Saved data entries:
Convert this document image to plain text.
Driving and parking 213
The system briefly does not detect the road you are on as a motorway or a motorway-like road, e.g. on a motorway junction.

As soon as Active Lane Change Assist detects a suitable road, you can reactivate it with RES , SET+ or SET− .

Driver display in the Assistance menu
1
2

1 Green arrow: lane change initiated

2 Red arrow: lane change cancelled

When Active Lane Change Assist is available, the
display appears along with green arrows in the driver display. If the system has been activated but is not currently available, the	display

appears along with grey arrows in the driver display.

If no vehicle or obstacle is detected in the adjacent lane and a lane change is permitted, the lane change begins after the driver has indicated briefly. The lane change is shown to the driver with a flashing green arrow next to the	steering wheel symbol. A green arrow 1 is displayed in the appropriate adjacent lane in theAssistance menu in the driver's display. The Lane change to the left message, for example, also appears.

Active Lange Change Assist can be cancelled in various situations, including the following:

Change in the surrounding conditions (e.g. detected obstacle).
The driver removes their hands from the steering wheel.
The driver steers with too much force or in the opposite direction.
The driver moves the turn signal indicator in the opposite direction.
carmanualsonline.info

• **Problem**: Search the data for "road". Copy every matching line.

• **Complete response**:
The system briefly does not detect the road you are on as a motorway or a motorway-like road, e.g. on a motorway junction.
As soon as Active Lane Change Assist detects a suitable road, you can reactivate it with RES , SET+ or SET− .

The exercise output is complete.